[Source data]:

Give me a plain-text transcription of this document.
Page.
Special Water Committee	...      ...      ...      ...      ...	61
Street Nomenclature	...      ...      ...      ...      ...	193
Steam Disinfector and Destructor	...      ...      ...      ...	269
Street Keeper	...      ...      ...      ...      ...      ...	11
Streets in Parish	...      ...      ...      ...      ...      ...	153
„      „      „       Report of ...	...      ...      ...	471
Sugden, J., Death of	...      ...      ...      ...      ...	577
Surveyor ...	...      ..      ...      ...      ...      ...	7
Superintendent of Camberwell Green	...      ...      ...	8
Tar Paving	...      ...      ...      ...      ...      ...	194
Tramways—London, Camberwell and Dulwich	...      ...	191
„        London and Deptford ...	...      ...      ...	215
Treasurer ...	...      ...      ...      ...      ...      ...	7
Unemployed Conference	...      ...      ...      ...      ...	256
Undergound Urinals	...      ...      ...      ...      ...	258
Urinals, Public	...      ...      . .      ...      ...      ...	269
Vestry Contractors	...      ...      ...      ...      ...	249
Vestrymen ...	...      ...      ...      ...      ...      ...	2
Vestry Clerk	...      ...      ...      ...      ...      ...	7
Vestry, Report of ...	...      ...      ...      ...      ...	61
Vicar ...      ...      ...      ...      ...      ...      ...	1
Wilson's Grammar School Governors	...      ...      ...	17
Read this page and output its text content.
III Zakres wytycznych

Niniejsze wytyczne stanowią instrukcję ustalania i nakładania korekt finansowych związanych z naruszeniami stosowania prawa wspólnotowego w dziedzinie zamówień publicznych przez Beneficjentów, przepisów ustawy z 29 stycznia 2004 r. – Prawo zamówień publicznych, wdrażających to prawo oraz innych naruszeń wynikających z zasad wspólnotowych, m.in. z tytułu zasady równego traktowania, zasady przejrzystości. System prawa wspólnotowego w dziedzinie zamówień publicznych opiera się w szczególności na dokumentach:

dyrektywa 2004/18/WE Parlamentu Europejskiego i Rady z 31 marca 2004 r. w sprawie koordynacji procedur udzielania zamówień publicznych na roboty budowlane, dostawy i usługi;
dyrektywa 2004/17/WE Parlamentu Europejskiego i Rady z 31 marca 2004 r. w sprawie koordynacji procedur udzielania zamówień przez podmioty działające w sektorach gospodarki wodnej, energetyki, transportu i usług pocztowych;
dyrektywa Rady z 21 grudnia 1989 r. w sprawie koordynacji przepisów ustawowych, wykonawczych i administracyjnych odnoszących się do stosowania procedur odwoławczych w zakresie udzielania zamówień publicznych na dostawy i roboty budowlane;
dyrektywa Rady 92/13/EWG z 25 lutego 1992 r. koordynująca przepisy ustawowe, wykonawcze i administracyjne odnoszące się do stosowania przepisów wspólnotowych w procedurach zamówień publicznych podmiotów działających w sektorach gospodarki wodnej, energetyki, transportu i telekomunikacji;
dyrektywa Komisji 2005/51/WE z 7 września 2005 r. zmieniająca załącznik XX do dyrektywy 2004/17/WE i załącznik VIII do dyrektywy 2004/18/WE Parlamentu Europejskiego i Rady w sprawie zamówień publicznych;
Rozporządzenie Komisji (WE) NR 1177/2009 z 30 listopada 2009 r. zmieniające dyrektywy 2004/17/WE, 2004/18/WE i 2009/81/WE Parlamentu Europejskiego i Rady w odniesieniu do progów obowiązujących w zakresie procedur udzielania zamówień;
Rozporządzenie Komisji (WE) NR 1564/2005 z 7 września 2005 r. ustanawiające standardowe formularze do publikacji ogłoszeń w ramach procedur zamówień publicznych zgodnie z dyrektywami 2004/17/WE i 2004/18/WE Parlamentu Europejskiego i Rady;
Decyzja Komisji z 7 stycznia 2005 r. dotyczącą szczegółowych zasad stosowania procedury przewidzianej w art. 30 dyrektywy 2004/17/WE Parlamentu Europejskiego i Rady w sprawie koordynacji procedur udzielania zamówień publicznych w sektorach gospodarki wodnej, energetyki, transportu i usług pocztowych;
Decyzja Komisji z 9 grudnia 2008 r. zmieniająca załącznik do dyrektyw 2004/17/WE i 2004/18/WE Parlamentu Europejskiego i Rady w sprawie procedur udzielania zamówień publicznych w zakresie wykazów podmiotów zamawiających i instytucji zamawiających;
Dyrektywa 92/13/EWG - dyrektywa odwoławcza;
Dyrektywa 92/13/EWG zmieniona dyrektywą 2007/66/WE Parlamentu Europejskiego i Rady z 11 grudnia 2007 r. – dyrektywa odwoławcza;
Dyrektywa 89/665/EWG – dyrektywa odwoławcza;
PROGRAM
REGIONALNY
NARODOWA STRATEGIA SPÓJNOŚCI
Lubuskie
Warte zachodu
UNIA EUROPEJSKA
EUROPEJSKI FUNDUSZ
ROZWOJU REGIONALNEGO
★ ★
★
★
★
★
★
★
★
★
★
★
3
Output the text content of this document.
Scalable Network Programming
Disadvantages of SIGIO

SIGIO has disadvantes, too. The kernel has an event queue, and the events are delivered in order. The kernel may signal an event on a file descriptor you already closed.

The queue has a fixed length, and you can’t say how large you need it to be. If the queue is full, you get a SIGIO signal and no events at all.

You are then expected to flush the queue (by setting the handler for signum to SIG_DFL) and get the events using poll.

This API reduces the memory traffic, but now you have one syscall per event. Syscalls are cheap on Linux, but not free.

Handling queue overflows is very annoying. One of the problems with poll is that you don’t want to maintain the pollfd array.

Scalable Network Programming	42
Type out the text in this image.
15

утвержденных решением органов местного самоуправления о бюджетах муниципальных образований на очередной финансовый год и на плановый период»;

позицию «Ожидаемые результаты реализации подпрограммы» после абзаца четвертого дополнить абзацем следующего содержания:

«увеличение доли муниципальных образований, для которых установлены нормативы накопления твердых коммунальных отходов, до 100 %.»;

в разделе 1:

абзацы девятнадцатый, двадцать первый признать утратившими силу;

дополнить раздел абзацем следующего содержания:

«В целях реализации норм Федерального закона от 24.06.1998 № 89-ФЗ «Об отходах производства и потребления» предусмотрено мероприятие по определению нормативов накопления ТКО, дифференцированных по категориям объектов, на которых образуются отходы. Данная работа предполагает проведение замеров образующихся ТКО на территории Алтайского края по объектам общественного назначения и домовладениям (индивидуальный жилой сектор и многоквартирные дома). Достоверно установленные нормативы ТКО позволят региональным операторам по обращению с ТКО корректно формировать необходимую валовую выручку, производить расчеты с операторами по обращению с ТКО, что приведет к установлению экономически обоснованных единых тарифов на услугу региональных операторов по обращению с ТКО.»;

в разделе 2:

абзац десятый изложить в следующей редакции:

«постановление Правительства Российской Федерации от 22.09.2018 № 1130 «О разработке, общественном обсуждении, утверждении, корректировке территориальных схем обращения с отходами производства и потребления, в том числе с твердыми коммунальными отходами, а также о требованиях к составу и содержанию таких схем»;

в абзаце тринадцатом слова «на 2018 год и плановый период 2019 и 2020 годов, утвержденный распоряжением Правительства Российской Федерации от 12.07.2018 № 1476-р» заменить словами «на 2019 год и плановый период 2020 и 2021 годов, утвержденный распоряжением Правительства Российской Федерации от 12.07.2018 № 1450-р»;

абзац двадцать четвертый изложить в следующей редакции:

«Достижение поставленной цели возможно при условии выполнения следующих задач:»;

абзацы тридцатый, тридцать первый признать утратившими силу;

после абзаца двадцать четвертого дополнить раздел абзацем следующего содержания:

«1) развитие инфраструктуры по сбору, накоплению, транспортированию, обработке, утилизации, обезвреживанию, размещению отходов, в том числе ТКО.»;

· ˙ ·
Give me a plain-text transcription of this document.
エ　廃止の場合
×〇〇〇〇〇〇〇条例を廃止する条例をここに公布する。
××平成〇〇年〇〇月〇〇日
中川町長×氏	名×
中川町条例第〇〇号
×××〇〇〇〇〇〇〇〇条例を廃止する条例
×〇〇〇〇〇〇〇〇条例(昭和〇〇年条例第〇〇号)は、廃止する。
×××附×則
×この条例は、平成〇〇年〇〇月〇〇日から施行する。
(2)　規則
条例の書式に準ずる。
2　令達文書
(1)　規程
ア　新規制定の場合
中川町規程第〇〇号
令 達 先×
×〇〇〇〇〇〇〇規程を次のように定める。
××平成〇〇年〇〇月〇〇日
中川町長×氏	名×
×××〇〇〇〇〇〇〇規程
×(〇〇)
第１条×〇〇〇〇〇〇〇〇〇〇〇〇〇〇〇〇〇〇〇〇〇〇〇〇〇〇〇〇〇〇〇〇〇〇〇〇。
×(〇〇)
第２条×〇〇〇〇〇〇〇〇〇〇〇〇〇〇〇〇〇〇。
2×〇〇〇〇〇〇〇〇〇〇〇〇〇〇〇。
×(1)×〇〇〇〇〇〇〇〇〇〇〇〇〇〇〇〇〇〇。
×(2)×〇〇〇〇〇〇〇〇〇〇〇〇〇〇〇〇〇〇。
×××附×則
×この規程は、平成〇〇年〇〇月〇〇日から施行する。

[What to produce]:
Locate each line with the word "следующей" and copy it.

[The response]:
абзац десятый изложить в следующей редакции:
абзац двадцать четвертый изложить в следующей редакции:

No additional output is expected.